TASK TO COMPLETE: Rewrite every line of the data below as a single numbered list, leaving out any blank lines.
**** ENTRIES ****
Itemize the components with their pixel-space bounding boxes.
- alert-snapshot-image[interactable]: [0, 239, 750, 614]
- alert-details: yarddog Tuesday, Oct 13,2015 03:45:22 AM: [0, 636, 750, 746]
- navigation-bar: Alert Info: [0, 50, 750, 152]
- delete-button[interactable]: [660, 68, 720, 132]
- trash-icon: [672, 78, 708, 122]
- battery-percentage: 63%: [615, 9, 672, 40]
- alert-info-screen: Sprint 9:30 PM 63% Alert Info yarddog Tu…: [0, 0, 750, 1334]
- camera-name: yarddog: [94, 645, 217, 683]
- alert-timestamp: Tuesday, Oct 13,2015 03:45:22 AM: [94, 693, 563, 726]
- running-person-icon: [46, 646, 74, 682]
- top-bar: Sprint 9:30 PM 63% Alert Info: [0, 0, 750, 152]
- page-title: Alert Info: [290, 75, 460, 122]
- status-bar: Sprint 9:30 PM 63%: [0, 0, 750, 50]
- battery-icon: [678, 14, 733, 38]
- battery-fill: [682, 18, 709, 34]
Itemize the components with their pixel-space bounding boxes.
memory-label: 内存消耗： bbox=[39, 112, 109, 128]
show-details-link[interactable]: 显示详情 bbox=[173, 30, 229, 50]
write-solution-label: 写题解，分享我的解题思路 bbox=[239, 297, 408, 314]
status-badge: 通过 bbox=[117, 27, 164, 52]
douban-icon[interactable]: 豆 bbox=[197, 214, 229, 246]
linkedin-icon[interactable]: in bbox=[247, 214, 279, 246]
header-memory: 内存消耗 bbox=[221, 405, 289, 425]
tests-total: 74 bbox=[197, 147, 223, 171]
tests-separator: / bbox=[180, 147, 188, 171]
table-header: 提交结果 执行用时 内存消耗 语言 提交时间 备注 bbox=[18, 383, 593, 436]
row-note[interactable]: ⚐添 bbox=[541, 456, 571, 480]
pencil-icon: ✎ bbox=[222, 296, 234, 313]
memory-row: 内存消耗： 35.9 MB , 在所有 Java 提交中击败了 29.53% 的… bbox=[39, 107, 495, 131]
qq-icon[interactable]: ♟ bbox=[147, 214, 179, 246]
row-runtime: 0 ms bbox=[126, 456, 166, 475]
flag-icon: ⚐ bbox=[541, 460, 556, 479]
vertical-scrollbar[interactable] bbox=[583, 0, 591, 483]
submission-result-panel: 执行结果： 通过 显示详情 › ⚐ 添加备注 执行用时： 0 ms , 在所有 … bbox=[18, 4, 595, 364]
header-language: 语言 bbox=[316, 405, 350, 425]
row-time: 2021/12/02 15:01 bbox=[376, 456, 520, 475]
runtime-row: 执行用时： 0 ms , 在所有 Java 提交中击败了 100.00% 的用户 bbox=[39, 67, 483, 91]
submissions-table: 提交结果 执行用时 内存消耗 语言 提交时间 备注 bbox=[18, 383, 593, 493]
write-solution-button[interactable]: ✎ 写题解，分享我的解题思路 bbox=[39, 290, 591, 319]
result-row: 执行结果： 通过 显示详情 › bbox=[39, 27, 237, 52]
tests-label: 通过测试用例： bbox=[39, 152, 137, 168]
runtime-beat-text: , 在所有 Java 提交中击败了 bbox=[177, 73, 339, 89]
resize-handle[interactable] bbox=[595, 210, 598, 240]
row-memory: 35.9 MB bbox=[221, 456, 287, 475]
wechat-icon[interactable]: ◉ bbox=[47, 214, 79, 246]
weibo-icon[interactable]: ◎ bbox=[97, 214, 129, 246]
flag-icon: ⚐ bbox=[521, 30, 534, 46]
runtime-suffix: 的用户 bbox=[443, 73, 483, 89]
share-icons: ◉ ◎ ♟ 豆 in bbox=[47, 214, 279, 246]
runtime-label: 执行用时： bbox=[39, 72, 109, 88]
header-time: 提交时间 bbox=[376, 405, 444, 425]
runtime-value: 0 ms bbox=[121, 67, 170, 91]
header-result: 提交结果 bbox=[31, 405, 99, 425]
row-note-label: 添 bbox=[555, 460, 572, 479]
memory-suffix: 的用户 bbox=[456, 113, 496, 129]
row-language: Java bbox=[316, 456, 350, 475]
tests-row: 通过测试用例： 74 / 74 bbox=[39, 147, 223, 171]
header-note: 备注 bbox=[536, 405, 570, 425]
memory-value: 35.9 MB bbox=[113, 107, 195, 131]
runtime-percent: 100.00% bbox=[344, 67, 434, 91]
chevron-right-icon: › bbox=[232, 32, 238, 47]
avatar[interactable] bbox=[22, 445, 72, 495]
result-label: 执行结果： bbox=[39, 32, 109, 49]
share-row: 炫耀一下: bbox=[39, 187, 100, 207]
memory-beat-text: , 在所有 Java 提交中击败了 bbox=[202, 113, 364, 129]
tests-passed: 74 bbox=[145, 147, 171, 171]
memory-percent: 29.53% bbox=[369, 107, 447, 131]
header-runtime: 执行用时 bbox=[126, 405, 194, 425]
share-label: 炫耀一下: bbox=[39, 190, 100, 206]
****
ANSWER TO THIS PROBLEM:
1. Itemize the components with their pixel-space bounding boxes.
2. - alert-snapshot-image[interactable]: [0, 239, 750, 614]
3. - alert-details: yarddog Tuesday, Oct 13,2015 03:45:22 AM: [0, 636, 750, 746]
4. - navigation-bar: Alert Info: [0, 50, 750, 152]
5. - delete-button[interactable]: [660, 68, 720, 132]
6. - trash-icon: [672, 78, 708, 122]
7. - battery-percentage: 63%: [615, 9, 672, 40]
8. - alert-info-screen: Sprint 9:30 PM 63% Alert Info yarddog Tu…: [0, 0, 750, 1334]
9. - camera-name: yarddog: [94, 645, 217, 683]
10. - alert-timestamp: Tuesday, Oct 13,2015 03:45:22 AM: [94, 693, 563, 726]
11. - running-person-icon: [46, 646, 74, 682]
12. - top-bar: Sprint 9:30 PM 63% Alert Info: [0, 0, 750, 152]
13. - page-title: Alert Info: [290, 75, 460, 122]
14. - status-bar: Sprint 9:30 PM 63%: [0, 0, 750, 50]
15. - battery-icon: [678, 14, 733, 38]
16. - battery-fill: [682, 18, 709, 34]
17. Itemize the components with their pixel-space bounding boxes.
18. memory-label: 内存消耗： bbox=[39, 112, 109, 128]
19. show-details-link[interactable]: 显示详情 bbox=[173, 30, 229, 50]
20. write-solution-label: 写题解，分享我的解题思路 bbox=[239, 297, 408, 314]
21. status-badge: 通过 bbox=[117, 27, 164, 52]
22. douban-icon[interactable]: 豆 bbox=[197, 214, 229, 246]
23. linkedin-icon[interactable]: in bbox=[247, 214, 279, 246]
24. header-memory: 内存消耗 bbox=[221, 405, 289, 425]
25. tests-total: 74 bbox=[197, 147, 223, 171]
26. tests-separator: / bbox=[180, 147, 188, 171]
27. table-header: 提交结果 执行用时 内存消耗 语言 提交时间 备注 bbox=[18, 383, 593, 436]
28. row-note[interactable]: ⚐添 bbox=[541, 456, 571, 480]
29. pencil-icon: ✎ bbox=[222, 296, 234, 313]
30. memory-row: 内存消耗： 35.9 MB , 在所有 Java 提交中击败了 29.53% 的… bbox=[39, 107, 495, 131]
31. qq-icon[interactable]: ♟ bbox=[147, 214, 179, 246]
32. row-runtime: 0 ms bbox=[126, 456, 166, 475]
33. flag-icon: ⚐ bbox=[541, 460, 556, 479]
34. vertical-scrollbar[interactable] bbox=[583, 0, 591, 483]
35. submission-result-panel: 执行结果： 通过 显示详情 › ⚐ 添加备注 执行用时： 0 ms , 在所有 … bbox=[18, 4, 595, 364]
36. header-language: 语言 bbox=[316, 405, 350, 425]
37. row-time: 2021/12/02 15:01 bbox=[376, 456, 520, 475]
38. runtime-row: 执行用时： 0 ms , 在所有 Java 提交中击败了 100.00% 的用户 bbox=[39, 67, 483, 91]
39. submissions-table: 提交结果 执行用时 内存消耗 语言 提交时间 备注 bbox=[18, 383, 593, 493]
40. write-solution-button[interactable]: ✎ 写题解，分享我的解题思路 bbox=[39, 290, 591, 319]
41. result-row: 执行结果： 通过 显示详情 › bbox=[39, 27, 237, 52]
42. tests-label: 通过测试用例： bbox=[39, 152, 137, 168]
43. runtime-beat-text: , 在所有 Java 提交中击败了 bbox=[177, 73, 339, 89]
44. resize-handle[interactable] bbox=[595, 210, 598, 240]
45. row-memory: 35.9 MB bbox=[221, 456, 287, 475]
46. wechat-icon[interactable]: ◉ bbox=[47, 214, 79, 246]
47. weibo-icon[interactable]: ◎ bbox=[97, 214, 129, 246]
48. flag-icon: ⚐ bbox=[521, 30, 534, 46]
49. runtime-suffix: 的用户 bbox=[443, 73, 483, 89]
50. share-icons: ◉ ◎ ♟ 豆 in bbox=[47, 214, 279, 246]
51. runtime-label: 执行用时： bbox=[39, 72, 109, 88]
52. header-time: 提交时间 bbox=[376, 405, 444, 425]
53. runtime-value: 0 ms bbox=[121, 67, 170, 91]
54. header-result: 提交结果 bbox=[31, 405, 99, 425]
55. row-note-label: 添 bbox=[555, 460, 572, 479]
56. memory-suffix: 的用户 bbox=[456, 113, 496, 129]
57. row-language: Java bbox=[316, 456, 350, 475]
58. tests-row: 通过测试用例： 74 / 74 bbox=[39, 147, 223, 171]
59. header-note: 备注 bbox=[536, 405, 570, 425]
60. memory-value: 35.9 MB bbox=[113, 107, 195, 131]
61. runtime-percent: 100.00% bbox=[344, 67, 434, 91]
62. chevron-right-icon: › bbox=[232, 32, 238, 47]
63. avatar[interactable] bbox=[22, 445, 72, 495]
64. result-label: 执行结果： bbox=[39, 32, 109, 49]
65. share-row: 炫耀一下: bbox=[39, 187, 100, 207]
66. memory-beat-text: , 在所有 Java 提交中击败了 bbox=[202, 113, 364, 129]
67. tests-passed: 74 bbox=[145, 147, 171, 171]
68. memory-percent: 29.53% bbox=[369, 107, 447, 131]
69. header-runtime: 执行用时 bbox=[126, 405, 194, 425]
70. share-label: 炫耀一下: bbox=[39, 190, 100, 206]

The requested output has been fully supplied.